# Working as a Personal Trainer



## benguo (Jul 22, 2011)

Hey guys, my other half is a PT here in the UK and is finding it hard to get a job in Dubai. I am moving over end of August ( i have already secured a job) and she is going to join me in September. Do you think it will be easier for her to get a job as a PT once she is in the Dubai? Cheers guys 
Ben G


----------



## dizzyizzy (Mar 30, 2008)

She'll have better chances of finding a job once she's here. However good PT jobs are hard to come by, the biggest and obvious employer (won't say name ) is crap, hours are long and pay is low. A lot of PT's don't enjoy much job stability. Hope the situation is different for your other half


----------



## benguo (Jul 22, 2011)

thank you for the reply, she has been in touch with one guy that has his own fitness company, he doesn't have any work at the moment for her but he might know someone who can help her. She had an initial phone interview for a big hotel group but the hotel is based 2 hours drive outside Dubai so I'm not sure how that would work out. Will just have to wait and see.


----------



## wildchild77 (Aug 26, 2011)

> _GIVEN RECORDS_:
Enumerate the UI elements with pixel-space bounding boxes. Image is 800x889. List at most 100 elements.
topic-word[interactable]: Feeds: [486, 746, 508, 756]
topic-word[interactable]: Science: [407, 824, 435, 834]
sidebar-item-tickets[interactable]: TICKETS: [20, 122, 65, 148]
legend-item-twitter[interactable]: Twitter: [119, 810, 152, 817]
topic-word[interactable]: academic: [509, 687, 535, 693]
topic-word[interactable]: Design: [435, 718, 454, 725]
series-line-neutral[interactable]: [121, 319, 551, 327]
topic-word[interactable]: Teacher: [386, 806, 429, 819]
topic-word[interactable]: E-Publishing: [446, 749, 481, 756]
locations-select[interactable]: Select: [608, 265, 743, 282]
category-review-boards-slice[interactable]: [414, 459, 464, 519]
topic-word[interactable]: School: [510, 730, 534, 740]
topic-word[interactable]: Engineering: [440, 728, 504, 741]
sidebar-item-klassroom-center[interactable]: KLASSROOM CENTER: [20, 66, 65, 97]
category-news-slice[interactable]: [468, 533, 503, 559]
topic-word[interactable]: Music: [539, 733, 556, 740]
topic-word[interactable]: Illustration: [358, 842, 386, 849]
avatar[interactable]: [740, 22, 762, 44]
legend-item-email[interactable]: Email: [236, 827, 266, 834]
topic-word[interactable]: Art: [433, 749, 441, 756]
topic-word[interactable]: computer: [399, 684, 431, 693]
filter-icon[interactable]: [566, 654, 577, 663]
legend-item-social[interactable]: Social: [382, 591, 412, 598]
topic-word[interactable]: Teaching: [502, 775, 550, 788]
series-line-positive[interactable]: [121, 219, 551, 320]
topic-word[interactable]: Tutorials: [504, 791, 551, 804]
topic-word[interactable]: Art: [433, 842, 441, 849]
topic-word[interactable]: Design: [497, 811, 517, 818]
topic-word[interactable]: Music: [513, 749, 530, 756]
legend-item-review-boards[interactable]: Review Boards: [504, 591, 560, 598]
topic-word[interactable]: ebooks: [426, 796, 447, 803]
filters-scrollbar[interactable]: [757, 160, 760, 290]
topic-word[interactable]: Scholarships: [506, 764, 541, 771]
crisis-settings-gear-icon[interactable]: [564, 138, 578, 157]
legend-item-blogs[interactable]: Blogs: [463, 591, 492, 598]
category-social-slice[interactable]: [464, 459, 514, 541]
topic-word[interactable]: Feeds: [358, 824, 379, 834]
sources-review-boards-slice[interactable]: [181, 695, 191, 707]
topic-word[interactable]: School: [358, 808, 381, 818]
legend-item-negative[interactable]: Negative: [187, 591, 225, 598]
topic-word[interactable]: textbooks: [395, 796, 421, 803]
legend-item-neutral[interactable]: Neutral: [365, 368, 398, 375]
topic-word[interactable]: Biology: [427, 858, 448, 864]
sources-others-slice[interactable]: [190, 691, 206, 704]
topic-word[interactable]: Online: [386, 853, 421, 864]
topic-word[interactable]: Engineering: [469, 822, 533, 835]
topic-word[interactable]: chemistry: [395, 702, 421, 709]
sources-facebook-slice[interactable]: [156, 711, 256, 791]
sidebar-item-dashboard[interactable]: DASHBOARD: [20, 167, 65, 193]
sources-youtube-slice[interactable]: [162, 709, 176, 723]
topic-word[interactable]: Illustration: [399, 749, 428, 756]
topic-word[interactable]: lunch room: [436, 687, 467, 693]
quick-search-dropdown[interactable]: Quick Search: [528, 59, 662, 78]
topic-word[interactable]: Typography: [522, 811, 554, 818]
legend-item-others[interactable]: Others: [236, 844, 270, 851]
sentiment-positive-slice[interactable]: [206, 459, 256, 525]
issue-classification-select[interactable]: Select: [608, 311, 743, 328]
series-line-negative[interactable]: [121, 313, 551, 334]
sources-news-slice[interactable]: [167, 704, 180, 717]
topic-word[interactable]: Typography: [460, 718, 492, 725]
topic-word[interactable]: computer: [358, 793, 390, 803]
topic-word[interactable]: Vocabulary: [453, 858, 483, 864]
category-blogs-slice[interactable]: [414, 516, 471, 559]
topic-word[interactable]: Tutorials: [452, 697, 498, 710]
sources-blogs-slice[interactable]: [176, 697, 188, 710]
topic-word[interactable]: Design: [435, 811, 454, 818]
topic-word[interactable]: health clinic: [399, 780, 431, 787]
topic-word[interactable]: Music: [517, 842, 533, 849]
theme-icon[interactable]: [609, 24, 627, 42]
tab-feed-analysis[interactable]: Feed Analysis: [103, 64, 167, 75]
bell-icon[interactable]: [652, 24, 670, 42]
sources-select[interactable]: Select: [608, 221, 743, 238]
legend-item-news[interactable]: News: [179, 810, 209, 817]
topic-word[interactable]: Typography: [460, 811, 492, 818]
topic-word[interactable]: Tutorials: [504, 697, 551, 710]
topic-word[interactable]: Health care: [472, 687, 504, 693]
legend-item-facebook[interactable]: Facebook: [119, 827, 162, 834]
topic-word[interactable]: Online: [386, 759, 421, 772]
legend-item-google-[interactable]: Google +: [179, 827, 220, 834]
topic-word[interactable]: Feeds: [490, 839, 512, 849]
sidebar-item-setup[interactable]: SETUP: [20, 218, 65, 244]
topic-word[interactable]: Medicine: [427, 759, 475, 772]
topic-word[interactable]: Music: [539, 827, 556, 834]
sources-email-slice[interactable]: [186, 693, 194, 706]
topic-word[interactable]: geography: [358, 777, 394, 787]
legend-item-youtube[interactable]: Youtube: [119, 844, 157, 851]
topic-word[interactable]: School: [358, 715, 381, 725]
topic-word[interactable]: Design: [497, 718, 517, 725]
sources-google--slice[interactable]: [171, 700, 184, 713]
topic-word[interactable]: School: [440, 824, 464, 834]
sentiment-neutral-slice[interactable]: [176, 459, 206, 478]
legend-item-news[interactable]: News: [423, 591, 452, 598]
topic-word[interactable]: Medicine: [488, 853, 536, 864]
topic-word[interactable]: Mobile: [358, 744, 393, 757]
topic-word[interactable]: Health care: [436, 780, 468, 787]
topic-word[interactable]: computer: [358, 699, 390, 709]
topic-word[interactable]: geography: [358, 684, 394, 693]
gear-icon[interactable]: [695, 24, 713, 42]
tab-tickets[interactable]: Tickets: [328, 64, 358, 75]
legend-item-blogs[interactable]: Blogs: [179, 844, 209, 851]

> _CHALLENGES_:
#1 Answer these questions about the personal trainer thread.
(a) When does benguo plan to move, and when will his partner follow?
(b) What does dizzyizzy say about hours and pay at the biggest employer?
(c) How far outside Dubai is the hotel from the phone interview?
#2 In the personal trainer thread, why is benguo unsure whether the big hotel group job would work out? Answer in one to three sentences.
#3 Extend the thread about working as a personal trainer in Dubai by writing the post that wildchild77 adds under the last header.

> _RESPONSES BY TASK_:
#1
(a) He is moving at the end of August, and she is joining him in September.
(b) The hours are long and the pay is low.
(c) It is a two-hour drive outside Dubai.

#2 He is unsure because the hotel is a two-hour drive outside Dubai.

#3
benguo said:


> Hey guys, my other half is a PT here in the UK and is finding it hard to get a job in Dubai. I am moving over end of August ( i have already secured a job) and she is going to join me in September. Do you think it will be easier for her to get a job as a PT once she is in the Dubai? Cheers guys
> Ben G


Hi!
just wanted to know how your other half got on with the job search as i'm pretty much in the same boat-finding it very difficult as it seems most companies only want to hire inexperienced people or non-english speaker (maybe they will want less money). Let me know how things are and keep in touch as i've been a trainer for 5yrs now and would be good to know how other experienced trainers gain work out here.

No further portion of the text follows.